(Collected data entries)
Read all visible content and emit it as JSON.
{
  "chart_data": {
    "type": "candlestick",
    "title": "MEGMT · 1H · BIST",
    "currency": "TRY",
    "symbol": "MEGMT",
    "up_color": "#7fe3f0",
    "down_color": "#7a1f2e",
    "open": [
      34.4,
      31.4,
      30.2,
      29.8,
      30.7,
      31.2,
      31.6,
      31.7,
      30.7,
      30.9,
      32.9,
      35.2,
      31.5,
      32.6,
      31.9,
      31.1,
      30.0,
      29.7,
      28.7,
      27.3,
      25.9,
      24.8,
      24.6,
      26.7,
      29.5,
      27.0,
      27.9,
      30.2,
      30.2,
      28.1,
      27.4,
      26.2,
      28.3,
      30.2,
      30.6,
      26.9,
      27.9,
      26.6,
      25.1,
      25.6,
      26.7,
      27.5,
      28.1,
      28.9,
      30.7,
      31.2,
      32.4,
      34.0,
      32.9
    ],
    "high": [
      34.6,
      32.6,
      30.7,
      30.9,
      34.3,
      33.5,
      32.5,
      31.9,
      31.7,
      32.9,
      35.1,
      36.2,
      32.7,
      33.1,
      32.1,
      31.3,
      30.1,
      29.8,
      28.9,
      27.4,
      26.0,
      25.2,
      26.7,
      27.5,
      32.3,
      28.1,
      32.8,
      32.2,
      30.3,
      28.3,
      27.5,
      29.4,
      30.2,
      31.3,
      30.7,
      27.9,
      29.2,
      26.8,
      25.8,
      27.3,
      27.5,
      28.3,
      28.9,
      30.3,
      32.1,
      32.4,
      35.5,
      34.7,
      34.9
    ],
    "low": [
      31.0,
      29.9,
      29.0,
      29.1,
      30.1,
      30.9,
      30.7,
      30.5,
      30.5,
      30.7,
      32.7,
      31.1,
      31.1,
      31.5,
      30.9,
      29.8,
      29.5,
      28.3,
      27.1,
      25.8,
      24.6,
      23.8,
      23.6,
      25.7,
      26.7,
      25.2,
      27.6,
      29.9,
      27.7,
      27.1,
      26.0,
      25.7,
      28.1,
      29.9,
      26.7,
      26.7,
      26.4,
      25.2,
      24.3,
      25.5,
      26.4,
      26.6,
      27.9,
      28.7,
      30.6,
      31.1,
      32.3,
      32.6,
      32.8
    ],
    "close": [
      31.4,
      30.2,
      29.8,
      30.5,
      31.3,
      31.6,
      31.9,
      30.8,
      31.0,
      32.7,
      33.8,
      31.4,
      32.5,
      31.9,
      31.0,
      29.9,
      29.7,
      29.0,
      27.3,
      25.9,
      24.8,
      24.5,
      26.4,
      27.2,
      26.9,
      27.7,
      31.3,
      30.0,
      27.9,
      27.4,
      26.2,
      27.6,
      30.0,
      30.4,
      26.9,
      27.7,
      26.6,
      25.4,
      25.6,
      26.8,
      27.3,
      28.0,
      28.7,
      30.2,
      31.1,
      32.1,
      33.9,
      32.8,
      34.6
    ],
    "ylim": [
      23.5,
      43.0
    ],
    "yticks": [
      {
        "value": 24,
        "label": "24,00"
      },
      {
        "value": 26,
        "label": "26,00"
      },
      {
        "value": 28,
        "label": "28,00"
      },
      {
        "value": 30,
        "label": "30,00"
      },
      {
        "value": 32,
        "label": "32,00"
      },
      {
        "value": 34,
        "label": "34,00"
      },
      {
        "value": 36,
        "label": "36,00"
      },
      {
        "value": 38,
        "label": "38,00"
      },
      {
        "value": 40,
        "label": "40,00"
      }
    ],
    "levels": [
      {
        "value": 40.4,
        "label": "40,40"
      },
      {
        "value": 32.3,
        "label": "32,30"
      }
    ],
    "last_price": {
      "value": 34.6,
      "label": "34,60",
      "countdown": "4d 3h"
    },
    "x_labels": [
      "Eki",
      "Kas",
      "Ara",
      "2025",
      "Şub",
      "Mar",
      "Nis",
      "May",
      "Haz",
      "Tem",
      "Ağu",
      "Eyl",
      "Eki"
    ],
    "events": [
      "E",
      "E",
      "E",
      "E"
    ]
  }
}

### What you will do
Which lines above hold the word "value"? Copy each of them.

### Result below
        "value": 24,
        "value": 26,
        "value": 28,
        "value": 30,
        "value": 32,
        "value": 34,
        "value": 36,
        "value": 38,
        "value": 40,
        "value": 40.4,
        "value": 32.3,
      "value": 34.6,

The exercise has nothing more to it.